■ **SHORT PROBLEM**
Output every line exactly as written. Leave out pictures.

■ **THE RECORDS**
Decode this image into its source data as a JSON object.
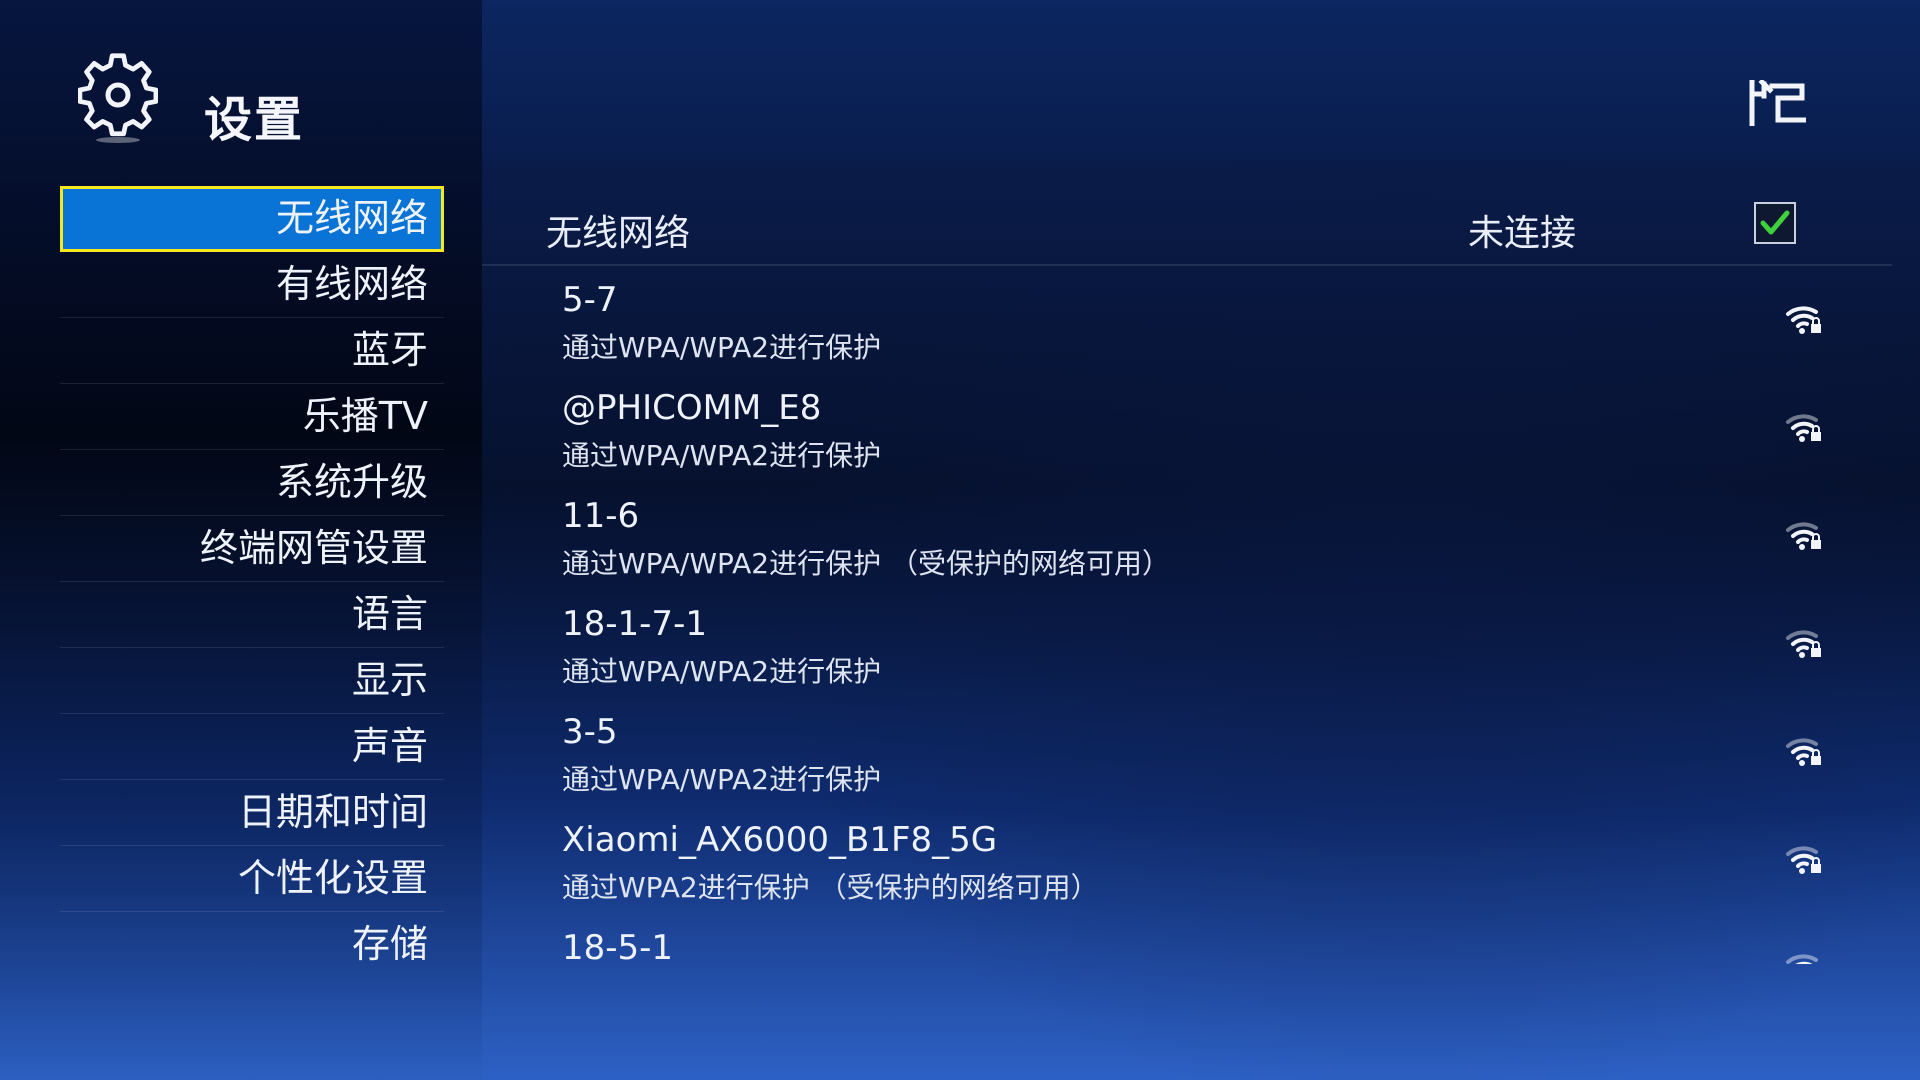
{
  "header": {
    "title": "设置",
    "icon": "gear-icon",
    "logo": "brand-logo-icon"
  },
  "sidebar": {
    "selected_index": 0,
    "items": [
      {
        "label": "无线网络"
      },
      {
        "label": "有线网络"
      },
      {
        "label": "蓝牙"
      },
      {
        "label": "乐播TV"
      },
      {
        "label": "系统升级"
      },
      {
        "label": "终端网管设置"
      },
      {
        "label": "语言"
      },
      {
        "label": "显示"
      },
      {
        "label": "声音"
      },
      {
        "label": "日期和时间"
      },
      {
        "label": "个性化设置"
      },
      {
        "label": "存储"
      }
    ]
  },
  "content": {
    "title": "无线网络",
    "status": "未连接",
    "wifi_enabled": true,
    "networks": [
      {
        "ssid": "5-7",
        "security": "通过WPA/WPA2进行保护",
        "icon": "wifi-lock-icon"
      },
      {
        "ssid": "@PHICOMM_E8",
        "security": "通过WPA/WPA2进行保护",
        "icon": "wifi-lock-icon"
      },
      {
        "ssid": "11-6",
        "security": "通过WPA/WPA2进行保护 （受保护的网络可用）",
        "icon": "wifi-lock-icon"
      },
      {
        "ssid": "18-1-7-1",
        "security": "通过WPA/WPA2进行保护",
        "icon": "wifi-lock-icon"
      },
      {
        "ssid": "3-5",
        "security": "通过WPA/WPA2进行保护",
        "icon": "wifi-lock-icon"
      },
      {
        "ssid": "Xiaomi_AX6000_B1F8_5G",
        "security": "通过WPA2进行保护 （受保护的网络可用）",
        "icon": "wifi-lock-icon"
      },
      {
        "ssid": "18-5-1",
        "security": "",
        "icon": "wifi-lock-icon"
      }
    ]
  },
  "colors": {
    "selection_fill": "#0a73d6",
    "selection_border": "#f5e81e",
    "checkbox_check": "#3fd13a"
  }
}
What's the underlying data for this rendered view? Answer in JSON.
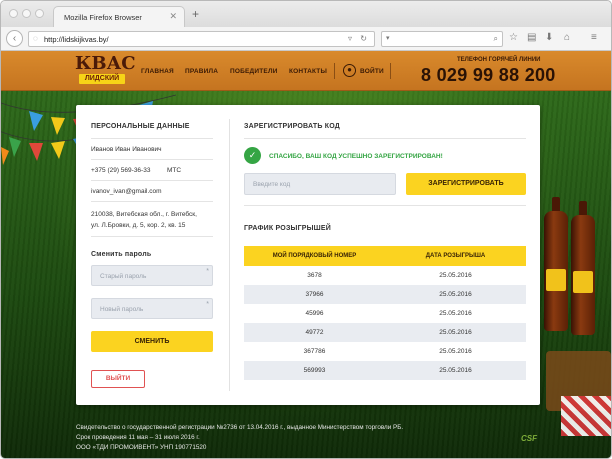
{
  "browser": {
    "tab_title": "Mozilla Firefox Browser",
    "url": "http://lidskijkvas.by/",
    "icons": [
      "back-icon",
      "forward-icon",
      "reload-icon",
      "bookmark-icon",
      "home-icon",
      "menu-icon"
    ]
  },
  "header": {
    "logo_main": "КВАС",
    "logo_sub": "ЛИДСКИЙ",
    "menu": [
      "ГЛАВНАЯ",
      "ПРАВИЛА",
      "ПОБЕДИТЕЛИ",
      "КОНТАКТЫ"
    ],
    "login": "ВОЙТИ",
    "hotline_label": "ТЕЛЕФОН ГОРЯЧЕЙ ЛИНИИ",
    "hotline_phone": "8 029 99 88 200"
  },
  "personal": {
    "title": "ПЕРСОНАЛЬНЫЕ ДАННЫЕ",
    "name": "Иванов Иван Иванович",
    "phone": "+375 (29) 569-36-33",
    "operator": "МТС",
    "email": "ivanov_ivan@gmail.com",
    "address_line1": "210038, Витебская обл., г. Витебск,",
    "address_line2": "ул. Л.Бровки, д. 5, кор. 2, кв. 15"
  },
  "password": {
    "title": "Сменить пароль",
    "old_placeholder": "Старый пароль",
    "new_placeholder": "Новый пароль",
    "submit": "СМЕНИТЬ",
    "logout": "ВЫЙТИ"
  },
  "register": {
    "title": "ЗАРЕГИСТРИРОВАТЬ КОД",
    "success": "СПАСИБО,  ВАШ КОД УСПЕШНО ЗАРЕГИСТРИРОВАН!",
    "code_placeholder": "Введите код",
    "button": "ЗАРЕГИСТРИРОВАТЬ"
  },
  "schedule": {
    "title": "ГРАФИК РОЗЫГРЫШЕЙ",
    "col1": "МОЙ ПОРЯДКОВЫЙ НОМЕР",
    "col2": "ДАТА РОЗЫГРЫША",
    "rows": [
      {
        "num": "3678",
        "date": "25.05.2016"
      },
      {
        "num": "37966",
        "date": "25.05.2016"
      },
      {
        "num": "45996",
        "date": "25.05.2016"
      },
      {
        "num": "49772",
        "date": "25.05.2016"
      },
      {
        "num": "367786",
        "date": "25.05.2016"
      },
      {
        "num": "569993",
        "date": "25.05.2016"
      }
    ]
  },
  "footer": {
    "line1": "Свидетельство о государственной регистрации №2736 от 13.04.2016 г., выданное Министерством торговли РБ.",
    "line2": "Срок проведения 11 мая – 31 июля 2016 г.",
    "line3": "ООО «ТДИ ПРОМОИВЕНТ» УНП 190771520",
    "brand": "CSF"
  }
}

■ **WRITTEN SOLUTION**
Decode this image into its source data as a JSON object.
{
  "header": {
    "title": "设置",
    "icon": "gear-icon",
    "logo": "brand-logo-icon"
  },
  "sidebar": {
    "selected_index": 0,
    "items": [
      {
        "label": "无线网络"
      },
      {
        "label": "有线网络"
      },
      {
        "label": "蓝牙"
      },
      {
        "label": "乐播TV"
      },
      {
        "label": "系统升级"
      },
      {
        "label": "终端网管设置"
      },
      {
        "label": "语言"
      },
      {
        "label": "显示"
      },
      {
        "label": "声音"
      },
      {
        "label": "日期和时间"
      },
      {
        "label": "个性化设置"
      },
      {
        "label": "存储"
      }
    ]
  },
  "content": {
    "title": "无线网络",
    "status": "未连接",
    "wifi_enabled": true,
    "networks": [
      {
        "ssid": "5-7",
        "security": "通过WPA/WPA2进行保护",
        "icon": "wifi-lock-icon"
      },
      {
        "ssid": "@PHICOMM_E8",
        "security": "通过WPA/WPA2进行保护",
        "icon": "wifi-lock-icon"
      },
      {
        "ssid": "11-6",
        "security": "通过WPA/WPA2进行保护 （受保护的网络可用）",
        "icon": "wifi-lock-icon"
      },
      {
        "ssid": "18-1-7-1",
        "security": "通过WPA/WPA2进行保护",
        "icon": "wifi-lock-icon"
      },
      {
        "ssid": "3-5",
        "security": "通过WPA/WPA2进行保护",
        "icon": "wifi-lock-icon"
      },
      {
        "ssid": "Xiaomi_AX6000_B1F8_5G",
        "security": "通过WPA2进行保护 （受保护的网络可用）",
        "icon": "wifi-lock-icon"
      },
      {
        "ssid": "18-5-1",
        "security": "",
        "icon": "wifi-lock-icon"
      }
    ]
  },
  "colors": {
    "selection_fill": "#0a73d6",
    "selection_border": "#f5e81e",
    "checkbox_check": "#3fd13a"
  }
}
What's the underlying data for this rendered view? Answer in JSON.
{
  "browser": {
    "tab_title": "Mozilla Firefox Browser",
    "url": "http://lidskijkvas.by/",
    "icons": [
      "back-icon",
      "forward-icon",
      "reload-icon",
      "bookmark-icon",
      "home-icon",
      "menu-icon"
    ]
  },
  "header": {
    "logo_main": "КВАС",
    "logo_sub": "ЛИДСКИЙ",
    "menu": [
      "ГЛАВНАЯ",
      "ПРАВИЛА",
      "ПОБЕДИТЕЛИ",
      "КОНТАКТЫ"
    ],
    "login": "ВОЙТИ",
    "hotline_label": "ТЕЛЕФОН ГОРЯЧЕЙ ЛИНИИ",
    "hotline_phone": "8 029 99 88 200"
  },
  "personal": {
    "title": "ПЕРСОНАЛЬНЫЕ ДАННЫЕ",
    "name": "Иванов Иван Иванович",
    "phone": "+375 (29) 569-36-33",
    "operator": "МТС",
    "email": "ivanov_ivan@gmail.com",
    "address_line1": "210038, Витебская обл., г. Витебск,",
    "address_line2": "ул. Л.Бровки, д. 5, кор. 2, кв. 15"
  },
  "password": {
    "title": "Сменить пароль",
    "old_placeholder": "Старый пароль",
    "new_placeholder": "Новый пароль",
    "submit": "СМЕНИТЬ",
    "logout": "ВЫЙТИ"
  },
  "register": {
    "title": "ЗАРЕГИСТРИРОВАТЬ КОД",
    "success": "СПАСИБО,  ВАШ КОД УСПЕШНО ЗАРЕГИСТРИРОВАН!",
    "code_placeholder": "Введите код",
    "button": "ЗАРЕГИСТРИРОВАТЬ"
  },
  "schedule": {
    "title": "ГРАФИК РОЗЫГРЫШЕЙ",
    "col1": "МОЙ ПОРЯДКОВЫЙ НОМЕР",
    "col2": "ДАТА РОЗЫГРЫША",
    "rows": [
      {
        "num": "3678",
        "date": "25.05.2016"
      },
      {
        "num": "37966",
        "date": "25.05.2016"
      },
      {
        "num": "45996",
        "date": "25.05.2016"
      },
      {
        "num": "49772",
        "date": "25.05.2016"
      },
      {
        "num": "367786",
        "date": "25.05.2016"
      },
      {
        "num": "569993",
        "date": "25.05.2016"
      }
    ]
  },
  "footer": {
    "line1": "Свидетельство о государственной регистрации №2736 от 13.04.2016 г., выданное Министерством торговли РБ.",
    "line2": "Срок проведения 11 мая – 31 июля 2016 г.",
    "line3": "ООО «ТДИ ПРОМОИВЕНТ» УНП 190771520",
    "brand": "CSF"
  }
}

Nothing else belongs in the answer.